Working data
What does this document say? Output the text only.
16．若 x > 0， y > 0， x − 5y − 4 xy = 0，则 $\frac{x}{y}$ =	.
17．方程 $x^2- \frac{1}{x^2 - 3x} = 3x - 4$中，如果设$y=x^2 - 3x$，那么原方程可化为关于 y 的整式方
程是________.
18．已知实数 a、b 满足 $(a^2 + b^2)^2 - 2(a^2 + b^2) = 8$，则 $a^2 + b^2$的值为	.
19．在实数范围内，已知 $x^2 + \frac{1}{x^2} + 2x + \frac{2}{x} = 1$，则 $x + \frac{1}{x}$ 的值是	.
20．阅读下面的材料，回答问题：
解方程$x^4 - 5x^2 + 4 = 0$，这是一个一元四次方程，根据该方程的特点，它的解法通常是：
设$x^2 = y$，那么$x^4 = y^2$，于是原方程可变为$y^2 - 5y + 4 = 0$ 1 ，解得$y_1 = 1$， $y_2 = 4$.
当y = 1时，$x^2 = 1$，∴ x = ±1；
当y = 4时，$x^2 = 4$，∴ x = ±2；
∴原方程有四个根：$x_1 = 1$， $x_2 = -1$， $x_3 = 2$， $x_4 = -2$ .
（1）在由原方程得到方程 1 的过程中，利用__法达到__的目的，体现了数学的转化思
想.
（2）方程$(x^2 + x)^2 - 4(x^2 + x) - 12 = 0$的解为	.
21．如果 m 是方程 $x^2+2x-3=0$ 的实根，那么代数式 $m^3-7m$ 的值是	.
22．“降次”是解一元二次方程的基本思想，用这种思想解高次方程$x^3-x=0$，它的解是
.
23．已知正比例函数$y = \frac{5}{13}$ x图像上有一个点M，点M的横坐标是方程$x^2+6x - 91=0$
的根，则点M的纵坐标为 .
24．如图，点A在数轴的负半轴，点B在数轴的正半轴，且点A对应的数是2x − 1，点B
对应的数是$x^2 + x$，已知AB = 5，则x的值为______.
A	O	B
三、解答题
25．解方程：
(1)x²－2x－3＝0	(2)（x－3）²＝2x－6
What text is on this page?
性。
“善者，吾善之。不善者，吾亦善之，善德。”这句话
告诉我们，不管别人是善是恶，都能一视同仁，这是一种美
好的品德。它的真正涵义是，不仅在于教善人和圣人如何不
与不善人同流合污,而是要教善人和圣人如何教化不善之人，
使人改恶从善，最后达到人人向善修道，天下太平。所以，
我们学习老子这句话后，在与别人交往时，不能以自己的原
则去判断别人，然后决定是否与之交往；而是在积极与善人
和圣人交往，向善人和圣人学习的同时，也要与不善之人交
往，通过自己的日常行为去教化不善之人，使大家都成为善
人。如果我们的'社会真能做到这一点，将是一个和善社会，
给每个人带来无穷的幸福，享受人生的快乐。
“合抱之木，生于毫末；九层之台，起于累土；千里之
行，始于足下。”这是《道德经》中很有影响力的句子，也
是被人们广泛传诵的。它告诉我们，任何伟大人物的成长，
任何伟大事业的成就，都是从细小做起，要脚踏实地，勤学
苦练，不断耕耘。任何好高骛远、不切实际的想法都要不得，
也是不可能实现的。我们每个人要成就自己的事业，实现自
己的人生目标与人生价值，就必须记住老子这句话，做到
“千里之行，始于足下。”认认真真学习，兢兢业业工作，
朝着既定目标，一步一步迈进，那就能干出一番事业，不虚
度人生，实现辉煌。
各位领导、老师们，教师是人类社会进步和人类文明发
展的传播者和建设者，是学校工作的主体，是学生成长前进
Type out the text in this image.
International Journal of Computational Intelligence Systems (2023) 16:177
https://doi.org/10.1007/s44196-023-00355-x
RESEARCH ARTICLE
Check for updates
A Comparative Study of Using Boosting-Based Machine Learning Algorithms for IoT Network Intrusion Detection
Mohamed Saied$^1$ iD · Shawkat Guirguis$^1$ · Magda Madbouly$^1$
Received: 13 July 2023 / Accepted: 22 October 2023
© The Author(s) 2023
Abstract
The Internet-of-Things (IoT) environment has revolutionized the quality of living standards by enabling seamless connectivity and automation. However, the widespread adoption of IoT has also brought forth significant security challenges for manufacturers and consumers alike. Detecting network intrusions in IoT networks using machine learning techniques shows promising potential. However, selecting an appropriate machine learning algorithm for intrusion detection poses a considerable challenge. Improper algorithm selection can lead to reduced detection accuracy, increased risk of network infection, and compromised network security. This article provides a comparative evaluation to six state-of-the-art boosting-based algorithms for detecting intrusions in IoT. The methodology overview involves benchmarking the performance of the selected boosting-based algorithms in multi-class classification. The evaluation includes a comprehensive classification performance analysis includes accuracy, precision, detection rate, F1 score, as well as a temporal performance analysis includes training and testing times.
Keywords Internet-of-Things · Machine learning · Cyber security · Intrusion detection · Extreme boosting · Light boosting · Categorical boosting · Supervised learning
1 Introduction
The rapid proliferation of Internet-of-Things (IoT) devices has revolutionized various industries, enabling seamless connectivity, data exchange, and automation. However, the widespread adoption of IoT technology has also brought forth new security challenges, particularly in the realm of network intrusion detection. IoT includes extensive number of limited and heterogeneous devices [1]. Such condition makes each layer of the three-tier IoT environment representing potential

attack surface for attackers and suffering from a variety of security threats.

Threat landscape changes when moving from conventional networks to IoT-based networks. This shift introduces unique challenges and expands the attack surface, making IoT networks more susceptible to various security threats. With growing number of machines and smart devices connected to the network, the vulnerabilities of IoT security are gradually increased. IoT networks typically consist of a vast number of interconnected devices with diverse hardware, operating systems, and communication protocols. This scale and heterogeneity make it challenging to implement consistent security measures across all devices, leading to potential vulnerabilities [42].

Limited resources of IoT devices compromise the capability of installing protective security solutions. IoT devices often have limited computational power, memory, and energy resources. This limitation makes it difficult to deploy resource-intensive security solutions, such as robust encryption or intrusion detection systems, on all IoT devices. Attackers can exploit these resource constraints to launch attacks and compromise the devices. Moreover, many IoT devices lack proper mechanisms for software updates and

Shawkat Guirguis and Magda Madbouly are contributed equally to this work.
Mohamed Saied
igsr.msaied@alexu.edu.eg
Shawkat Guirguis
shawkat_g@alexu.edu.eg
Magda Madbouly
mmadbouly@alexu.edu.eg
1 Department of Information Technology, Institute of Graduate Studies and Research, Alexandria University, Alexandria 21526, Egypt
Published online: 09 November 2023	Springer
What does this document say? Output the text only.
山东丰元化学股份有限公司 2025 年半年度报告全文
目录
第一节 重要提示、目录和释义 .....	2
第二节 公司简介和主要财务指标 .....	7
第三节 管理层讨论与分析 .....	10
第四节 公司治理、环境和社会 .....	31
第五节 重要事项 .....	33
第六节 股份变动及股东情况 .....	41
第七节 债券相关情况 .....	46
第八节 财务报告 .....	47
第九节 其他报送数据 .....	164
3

Your task
Reproduce the whole listing word for word.

Solution to this exercise
What does this document say? Output the text only.
16．若 x > 0， y > 0， x − 5y − 4 xy = 0，则 $\frac{x}{y}$ =	.
17．方程 $x^2- \frac{1}{x^2 - 3x} = 3x - 4$中，如果设$y=x^2 - 3x$，那么原方程可化为关于 y 的整式方
程是________.
18．已知实数 a、b 满足 $(a^2 + b^2)^2 - 2(a^2 + b^2) = 8$，则 $a^2 + b^2$的值为	.
19．在实数范围内，已知 $x^2 + \frac{1}{x^2} + 2x + \frac{2}{x} = 1$，则 $x + \frac{1}{x}$ 的值是	.
20．阅读下面的材料，回答问题：
解方程$x^4 - 5x^2 + 4 = 0$，这是一个一元四次方程，根据该方程的特点，它的解法通常是：
设$x^2 = y$，那么$x^4 = y^2$，于是原方程可变为$y^2 - 5y + 4 = 0$ 1 ，解得$y_1 = 1$， $y_2 = 4$.
当y = 1时，$x^2 = 1$，∴ x = ±1；
当y = 4时，$x^2 = 4$，∴ x = ±2；
∴原方程有四个根：$x_1 = 1$， $x_2 = -1$， $x_3 = 2$， $x_4 = -2$ .
（1）在由原方程得到方程 1 的过程中，利用__法达到__的目的，体现了数学的转化思
想.
（2）方程$(x^2 + x)^2 - 4(x^2 + x) - 12 = 0$的解为	.
21．如果 m 是方程 $x^2+2x-3=0$ 的实根，那么代数式 $m^3-7m$ 的值是	.
22．“降次”是解一元二次方程的基本思想，用这种思想解高次方程$x^3-x=0$，它的解是
.
23．已知正比例函数$y = \frac{5}{13}$ x图像上有一个点M，点M的横坐标是方程$x^2+6x - 91=0$
的根，则点M的纵坐标为 .
24．如图，点A在数轴的负半轴，点B在数轴的正半轴，且点A对应的数是2x − 1，点B
对应的数是$x^2 + x$，已知AB = 5，则x的值为______.
A	O	B
三、解答题
25．解方程：
(1)x²－2x－3＝0	(2)（x－3）²＝2x－6
What text is on this page?
性。
“善者，吾善之。不善者，吾亦善之，善德。”这句话
告诉我们，不管别人是善是恶，都能一视同仁，这是一种美
好的品德。它的真正涵义是，不仅在于教善人和圣人如何不
与不善人同流合污,而是要教善人和圣人如何教化不善之人，
使人改恶从善，最后达到人人向善修道，天下太平。所以，
我们学习老子这句话后，在与别人交往时，不能以自己的原
则去判断别人，然后决定是否与之交往；而是在积极与善人
和圣人交往，向善人和圣人学习的同时，也要与不善之人交
往，通过自己的日常行为去教化不善之人，使大家都成为善
人。如果我们的'社会真能做到这一点，将是一个和善社会，
给每个人带来无穷的幸福，享受人生的快乐。
“合抱之木，生于毫末；九层之台，起于累土；千里之
行，始于足下。”这是《道德经》中很有影响力的句子，也
是被人们广泛传诵的。它告诉我们，任何伟大人物的成长，
任何伟大事业的成就，都是从细小做起，要脚踏实地，勤学
苦练，不断耕耘。任何好高骛远、不切实际的想法都要不得，
也是不可能实现的。我们每个人要成就自己的事业，实现自
己的人生目标与人生价值，就必须记住老子这句话，做到
“千里之行，始于足下。”认认真真学习，兢兢业业工作，
朝着既定目标，一步一步迈进，那就能干出一番事业，不虚
度人生，实现辉煌。
各位领导、老师们，教师是人类社会进步和人类文明发
展的传播者和建设者，是学校工作的主体，是学生成长前进
Type out the text in this image.
International Journal of Computational Intelligence Systems (2023) 16:177
https://doi.org/10.1007/s44196-023-00355-x
RESEARCH ARTICLE
Check for updates
A Comparative Study of Using Boosting-Based Machine Learning Algorithms for IoT Network Intrusion Detection
Mohamed Saied$^1$ iD · Shawkat Guirguis$^1$ · Magda Madbouly$^1$
Received: 13 July 2023 / Accepted: 22 October 2023
© The Author(s) 2023
Abstract
The Internet-of-Things (IoT) environment has revolutionized the quality of living standards by enabling seamless connectivity and automation. However, the widespread adoption of IoT has also brought forth significant security challenges for manufacturers and consumers alike. Detecting network intrusions in IoT networks using machine learning techniques shows promising potential. However, selecting an appropriate machine learning algorithm for intrusion detection poses a considerable challenge. Improper algorithm selection can lead to reduced detection accuracy, increased risk of network infection, and compromised network security. This article provides a comparative evaluation to six state-of-the-art boosting-based algorithms for detecting intrusions in IoT. The methodology overview involves benchmarking the performance of the selected boosting-based algorithms in multi-class classification. The evaluation includes a comprehensive classification performance analysis includes accuracy, precision, detection rate, F1 score, as well as a temporal performance analysis includes training and testing times.
Keywords Internet-of-Things · Machine learning · Cyber security · Intrusion detection · Extreme boosting · Light boosting · Categorical boosting · Supervised learning
1 Introduction
The rapid proliferation of Internet-of-Things (IoT) devices has revolutionized various industries, enabling seamless connectivity, data exchange, and automation. However, the widespread adoption of IoT technology has also brought forth new security challenges, particularly in the realm of network intrusion detection. IoT includes extensive number of limited and heterogeneous devices [1]. Such condition makes each layer of the three-tier IoT environment representing potential

attack surface for attackers and suffering from a variety of security threats.

Threat landscape changes when moving from conventional networks to IoT-based networks. This shift introduces unique challenges and expands the attack surface, making IoT networks more susceptible to various security threats. With growing number of machines and smart devices connected to the network, the vulnerabilities of IoT security are gradually increased. IoT networks typically consist of a vast number of interconnected devices with diverse hardware, operating systems, and communication protocols. This scale and heterogeneity make it challenging to implement consistent security measures across all devices, leading to potential vulnerabilities [42].

Limited resources of IoT devices compromise the capability of installing protective security solutions. IoT devices often have limited computational power, memory, and energy resources. This limitation makes it difficult to deploy resource-intensive security solutions, such as robust encryption or intrusion detection systems, on all IoT devices. Attackers can exploit these resource constraints to launch attacks and compromise the devices. Moreover, many IoT devices lack proper mechanisms for software updates and

Shawkat Guirguis and Magda Madbouly are contributed equally to this work.
Mohamed Saied
igsr.msaied@alexu.edu.eg
Shawkat Guirguis
shawkat_g@alexu.edu.eg
Magda Madbouly
mmadbouly@alexu.edu.eg
1 Department of Information Technology, Institute of Graduate Studies and Research, Alexandria University, Alexandria 21526, Egypt
Published online: 09 November 2023	Springer
What does this document say? Output the text only.
山东丰元化学股份有限公司 2025 年半年度报告全文
目录
第一节 重要提示、目录和释义 .....	2
第二节 公司简介和主要财务指标 .....	7
第三节 管理层讨论与分析 .....	10
第四节 公司治理、环境和社会 .....	31
第五节 重要事项 .....	33
第六节 股份变动及股东情况 .....	41
第七节 债券相关情况 .....	46
第八节 财务报告 .....	47
第九节 其他报送数据 .....	164
3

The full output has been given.